Reproduce the records below in full and word for word, excluding pictures.

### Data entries
------------
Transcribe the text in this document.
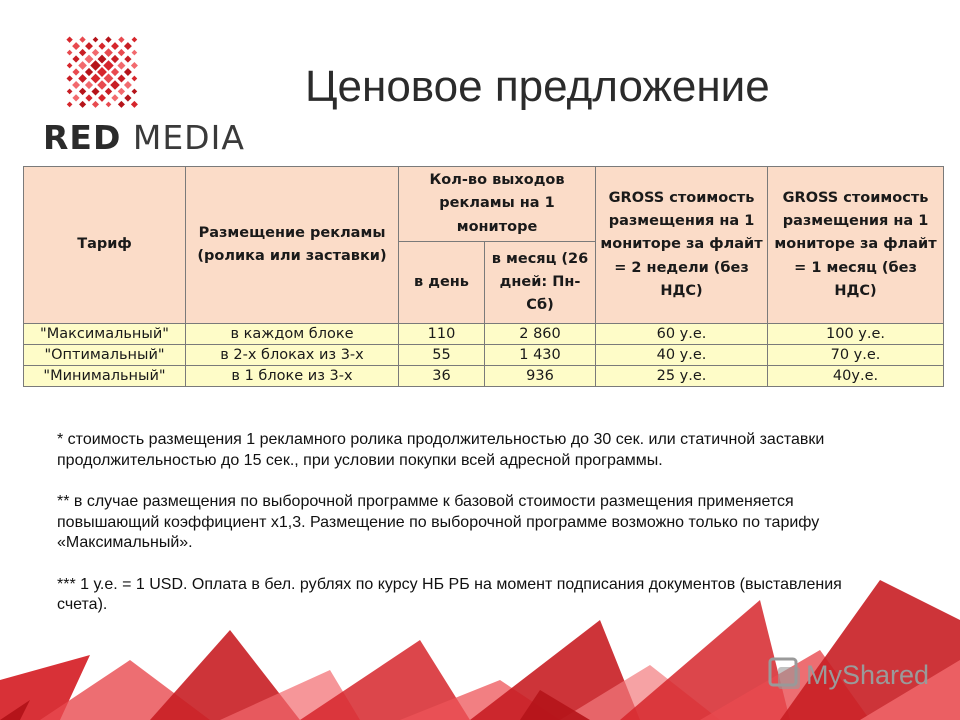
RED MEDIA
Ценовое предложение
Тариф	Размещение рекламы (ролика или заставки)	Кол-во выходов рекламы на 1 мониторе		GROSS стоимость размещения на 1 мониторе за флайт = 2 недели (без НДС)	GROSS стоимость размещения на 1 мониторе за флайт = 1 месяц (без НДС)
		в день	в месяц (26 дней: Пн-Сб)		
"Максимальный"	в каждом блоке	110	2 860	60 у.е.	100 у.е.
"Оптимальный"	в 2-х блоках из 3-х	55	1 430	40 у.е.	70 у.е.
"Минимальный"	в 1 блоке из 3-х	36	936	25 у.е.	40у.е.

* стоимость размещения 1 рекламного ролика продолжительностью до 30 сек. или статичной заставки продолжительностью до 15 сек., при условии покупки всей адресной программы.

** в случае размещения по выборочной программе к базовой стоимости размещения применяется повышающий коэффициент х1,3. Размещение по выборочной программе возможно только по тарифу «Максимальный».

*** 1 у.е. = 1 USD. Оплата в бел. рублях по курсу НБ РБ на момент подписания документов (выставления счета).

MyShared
------------
### FINAL ANSWER
Transcribe the text in this document.
RED MEDIA
Ценовое предложение
Тариф	Размещение рекламы (ролика или заставки)	Кол-во выходов рекламы на 1 мониторе		GROSS стоимость размещения на 1 мониторе за флайт = 2 недели (без НДС)	GROSS стоимость размещения на 1 мониторе за флайт = 1 месяц (без НДС)
		в день	в месяц (26 дней: Пн-Сб)		
"Максимальный"	в каждом блоке	110	2 860	60 у.е.	100 у.е.
"Оптимальный"	в 2-х блоках из 3-х	55	1 430	40 у.е.	70 у.е.
"Минимальный"	в 1 блоке из 3-х	36	936	25 у.е.	40у.е.

* стоимость размещения 1 рекламного ролика продолжительностью до 30 сек. или статичной заставки продолжительностью до 15 сек., при условии покупки всей адресной программы.

** в случае размещения по выборочной программе к базовой стоимости размещения применяется повышающий коэффициент х1,3. Размещение по выборочной программе возможно только по тарифу «Максимальный».

*** 1 у.е. = 1 USD. Оплата в бел. рублях по курсу НБ РБ на момент подписания документов (выставления счета).

MyShared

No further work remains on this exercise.